◆ Task directions
All of the data needs to be repeated exactly.

◆ Data to use
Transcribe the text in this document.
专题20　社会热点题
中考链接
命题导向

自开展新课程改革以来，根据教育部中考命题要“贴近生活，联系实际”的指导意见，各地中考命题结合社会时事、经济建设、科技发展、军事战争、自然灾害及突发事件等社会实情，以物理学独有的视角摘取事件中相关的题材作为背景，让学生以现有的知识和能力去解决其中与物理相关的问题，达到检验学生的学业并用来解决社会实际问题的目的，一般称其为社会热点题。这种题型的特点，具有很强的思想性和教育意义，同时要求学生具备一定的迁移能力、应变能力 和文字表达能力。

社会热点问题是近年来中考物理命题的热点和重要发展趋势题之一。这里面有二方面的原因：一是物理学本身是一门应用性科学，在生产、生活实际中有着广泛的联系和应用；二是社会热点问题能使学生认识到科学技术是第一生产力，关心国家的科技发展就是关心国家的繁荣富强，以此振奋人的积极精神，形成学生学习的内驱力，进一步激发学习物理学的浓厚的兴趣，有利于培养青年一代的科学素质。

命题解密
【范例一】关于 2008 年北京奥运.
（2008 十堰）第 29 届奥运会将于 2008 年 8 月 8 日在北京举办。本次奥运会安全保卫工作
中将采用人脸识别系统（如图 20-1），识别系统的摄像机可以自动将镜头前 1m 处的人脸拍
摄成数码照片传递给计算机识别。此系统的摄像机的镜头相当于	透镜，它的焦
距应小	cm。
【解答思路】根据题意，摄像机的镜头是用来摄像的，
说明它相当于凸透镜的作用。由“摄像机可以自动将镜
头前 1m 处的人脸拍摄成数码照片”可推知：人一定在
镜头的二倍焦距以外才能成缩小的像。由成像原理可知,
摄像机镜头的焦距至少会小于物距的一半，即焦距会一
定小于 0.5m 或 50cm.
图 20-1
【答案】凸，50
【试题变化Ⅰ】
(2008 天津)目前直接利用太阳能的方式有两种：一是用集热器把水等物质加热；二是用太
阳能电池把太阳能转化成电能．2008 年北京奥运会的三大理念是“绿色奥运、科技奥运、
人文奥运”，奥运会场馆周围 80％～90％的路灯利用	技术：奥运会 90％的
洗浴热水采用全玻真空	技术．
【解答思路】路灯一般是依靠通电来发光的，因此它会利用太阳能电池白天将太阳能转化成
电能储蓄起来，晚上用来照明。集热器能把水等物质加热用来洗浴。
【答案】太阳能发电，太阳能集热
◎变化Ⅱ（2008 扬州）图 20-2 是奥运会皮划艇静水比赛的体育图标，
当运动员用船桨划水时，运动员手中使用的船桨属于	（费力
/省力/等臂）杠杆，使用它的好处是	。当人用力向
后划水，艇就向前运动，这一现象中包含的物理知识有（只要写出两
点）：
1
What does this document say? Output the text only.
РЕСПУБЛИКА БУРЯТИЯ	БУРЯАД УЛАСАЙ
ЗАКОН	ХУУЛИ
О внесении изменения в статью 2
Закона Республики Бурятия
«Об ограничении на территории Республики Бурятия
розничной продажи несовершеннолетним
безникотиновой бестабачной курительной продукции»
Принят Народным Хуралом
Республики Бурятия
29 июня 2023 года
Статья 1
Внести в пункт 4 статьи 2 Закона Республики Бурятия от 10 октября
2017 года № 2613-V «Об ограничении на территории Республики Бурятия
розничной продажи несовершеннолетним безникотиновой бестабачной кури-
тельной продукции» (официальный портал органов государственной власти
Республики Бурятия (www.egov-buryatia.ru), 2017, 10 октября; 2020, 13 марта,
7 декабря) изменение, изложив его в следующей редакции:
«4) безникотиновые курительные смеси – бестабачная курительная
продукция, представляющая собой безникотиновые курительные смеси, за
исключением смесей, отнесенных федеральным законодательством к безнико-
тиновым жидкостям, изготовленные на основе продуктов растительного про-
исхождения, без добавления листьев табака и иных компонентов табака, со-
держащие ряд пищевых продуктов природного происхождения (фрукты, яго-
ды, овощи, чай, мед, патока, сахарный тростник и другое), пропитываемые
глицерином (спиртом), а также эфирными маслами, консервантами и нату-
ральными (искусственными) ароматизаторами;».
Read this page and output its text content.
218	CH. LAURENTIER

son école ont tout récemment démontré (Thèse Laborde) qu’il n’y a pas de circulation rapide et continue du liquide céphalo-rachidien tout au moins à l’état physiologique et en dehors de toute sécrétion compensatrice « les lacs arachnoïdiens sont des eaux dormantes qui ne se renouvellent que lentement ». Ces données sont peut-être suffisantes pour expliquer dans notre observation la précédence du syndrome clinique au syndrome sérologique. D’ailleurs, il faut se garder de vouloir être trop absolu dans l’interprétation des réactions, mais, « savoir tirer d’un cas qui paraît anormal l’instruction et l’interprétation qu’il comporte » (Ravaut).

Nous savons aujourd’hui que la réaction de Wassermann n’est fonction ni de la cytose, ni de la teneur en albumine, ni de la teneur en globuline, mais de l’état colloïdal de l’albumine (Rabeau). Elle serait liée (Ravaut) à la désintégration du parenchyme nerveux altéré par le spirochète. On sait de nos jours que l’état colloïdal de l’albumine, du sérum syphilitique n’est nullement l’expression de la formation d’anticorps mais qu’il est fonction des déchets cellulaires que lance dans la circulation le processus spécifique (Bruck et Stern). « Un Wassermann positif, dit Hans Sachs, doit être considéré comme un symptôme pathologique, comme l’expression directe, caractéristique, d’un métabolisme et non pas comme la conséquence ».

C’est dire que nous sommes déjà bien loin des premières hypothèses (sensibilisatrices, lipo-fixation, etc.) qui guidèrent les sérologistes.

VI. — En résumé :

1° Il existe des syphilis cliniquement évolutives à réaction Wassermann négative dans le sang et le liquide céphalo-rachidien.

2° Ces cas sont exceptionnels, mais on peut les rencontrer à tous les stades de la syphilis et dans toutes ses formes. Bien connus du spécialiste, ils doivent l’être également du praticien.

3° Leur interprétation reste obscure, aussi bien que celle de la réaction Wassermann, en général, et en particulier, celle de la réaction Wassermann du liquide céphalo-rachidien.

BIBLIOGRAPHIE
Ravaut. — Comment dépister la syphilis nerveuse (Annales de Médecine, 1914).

◆ Answer below
Transcribe the text in this document.
专题20　社会热点题
中考链接
命题导向

自开展新课程改革以来，根据教育部中考命题要“贴近生活，联系实际”的指导意见，各地中考命题结合社会时事、经济建设、科技发展、军事战争、自然灾害及突发事件等社会实情，以物理学独有的视角摘取事件中相关的题材作为背景，让学生以现有的知识和能力去解决其中与物理相关的问题，达到检验学生的学业并用来解决社会实际问题的目的，一般称其为社会热点题。这种题型的特点，具有很强的思想性和教育意义，同时要求学生具备一定的迁移能力、应变能力 和文字表达能力。

社会热点问题是近年来中考物理命题的热点和重要发展趋势题之一。这里面有二方面的原因：一是物理学本身是一门应用性科学，在生产、生活实际中有着广泛的联系和应用；二是社会热点问题能使学生认识到科学技术是第一生产力，关心国家的科技发展就是关心国家的繁荣富强，以此振奋人的积极精神，形成学生学习的内驱力，进一步激发学习物理学的浓厚的兴趣，有利于培养青年一代的科学素质。

命题解密
【范例一】关于 2008 年北京奥运.
（2008 十堰）第 29 届奥运会将于 2008 年 8 月 8 日在北京举办。本次奥运会安全保卫工作
中将采用人脸识别系统（如图 20-1），识别系统的摄像机可以自动将镜头前 1m 处的人脸拍
摄成数码照片传递给计算机识别。此系统的摄像机的镜头相当于	透镜，它的焦
距应小	cm。
【解答思路】根据题意，摄像机的镜头是用来摄像的，
说明它相当于凸透镜的作用。由“摄像机可以自动将镜
头前 1m 处的人脸拍摄成数码照片”可推知：人一定在
镜头的二倍焦距以外才能成缩小的像。由成像原理可知,
摄像机镜头的焦距至少会小于物距的一半，即焦距会一
定小于 0.5m 或 50cm.
图 20-1
【答案】凸，50
【试题变化Ⅰ】
(2008 天津)目前直接利用太阳能的方式有两种：一是用集热器把水等物质加热；二是用太
阳能电池把太阳能转化成电能．2008 年北京奥运会的三大理念是“绿色奥运、科技奥运、
人文奥运”，奥运会场馆周围 80％～90％的路灯利用	技术：奥运会 90％的
洗浴热水采用全玻真空	技术．
【解答思路】路灯一般是依靠通电来发光的，因此它会利用太阳能电池白天将太阳能转化成
电能储蓄起来，晚上用来照明。集热器能把水等物质加热用来洗浴。
【答案】太阳能发电，太阳能集热
◎变化Ⅱ（2008 扬州）图 20-2 是奥运会皮划艇静水比赛的体育图标，
当运动员用船桨划水时，运动员手中使用的船桨属于	（费力
/省力/等臂）杠杆，使用它的好处是	。当人用力向
后划水，艇就向前运动，这一现象中包含的物理知识有（只要写出两
点）：
1
What does this document say? Output the text only.
РЕСПУБЛИКА БУРЯТИЯ	БУРЯАД УЛАСАЙ
ЗАКОН	ХУУЛИ
О внесении изменения в статью 2
Закона Республики Бурятия
«Об ограничении на территории Республики Бурятия
розничной продажи несовершеннолетним
безникотиновой бестабачной курительной продукции»
Принят Народным Хуралом
Республики Бурятия
29 июня 2023 года
Статья 1
Внести в пункт 4 статьи 2 Закона Республики Бурятия от 10 октября
2017 года № 2613-V «Об ограничении на территории Республики Бурятия
розничной продажи несовершеннолетним безникотиновой бестабачной кури-
тельной продукции» (официальный портал органов государственной власти
Республики Бурятия (www.egov-buryatia.ru), 2017, 10 октября; 2020, 13 марта,
7 декабря) изменение, изложив его в следующей редакции:
«4) безникотиновые курительные смеси – бестабачная курительная
продукция, представляющая собой безникотиновые курительные смеси, за
исключением смесей, отнесенных федеральным законодательством к безнико-
тиновым жидкостям, изготовленные на основе продуктов растительного про-
исхождения, без добавления листьев табака и иных компонентов табака, со-
держащие ряд пищевых продуктов природного происхождения (фрукты, яго-
ды, овощи, чай, мед, патока, сахарный тростник и другое), пропитываемые
глицерином (спиртом), а также эфирными маслами, консервантами и нату-
ральными (искусственными) ароматизаторами;».
Read this page and output its text content.
218	CH. LAURENTIER

son école ont tout récemment démontré (Thèse Laborde) qu’il n’y a pas de circulation rapide et continue du liquide céphalo-rachidien tout au moins à l’état physiologique et en dehors de toute sécrétion compensatrice « les lacs arachnoïdiens sont des eaux dormantes qui ne se renouvellent que lentement ». Ces données sont peut-être suffisantes pour expliquer dans notre observation la précédence du syndrome clinique au syndrome sérologique. D’ailleurs, il faut se garder de vouloir être trop absolu dans l’interprétation des réactions, mais, « savoir tirer d’un cas qui paraît anormal l’instruction et l’interprétation qu’il comporte » (Ravaut).

Nous savons aujourd’hui que la réaction de Wassermann n’est fonction ni de la cytose, ni de la teneur en albumine, ni de la teneur en globuline, mais de l’état colloïdal de l’albumine (Rabeau). Elle serait liée (Ravaut) à la désintégration du parenchyme nerveux altéré par le spirochète. On sait de nos jours que l’état colloïdal de l’albumine, du sérum syphilitique n’est nullement l’expression de la formation d’anticorps mais qu’il est fonction des déchets cellulaires que lance dans la circulation le processus spécifique (Bruck et Stern). « Un Wassermann positif, dit Hans Sachs, doit être considéré comme un symptôme pathologique, comme l’expression directe, caractéristique, d’un métabolisme et non pas comme la conséquence ».

C’est dire que nous sommes déjà bien loin des premières hypothèses (sensibilisatrices, lipo-fixation, etc.) qui guidèrent les sérologistes.

VI. — En résumé :

1° Il existe des syphilis cliniquement évolutives à réaction Wassermann négative dans le sang et le liquide céphalo-rachidien.

2° Ces cas sont exceptionnels, mais on peut les rencontrer à tous les stades de la syphilis et dans toutes ses formes. Bien connus du spécialiste, ils doivent l’être également du praticien.

3° Leur interprétation reste obscure, aussi bien que celle de la réaction Wassermann, en général, et en particulier, celle de la réaction Wassermann du liquide céphalo-rachidien.

BIBLIOGRAPHIE
Ravaut. — Comment dépister la syphilis nerveuse (Annales de Médecine, 1914).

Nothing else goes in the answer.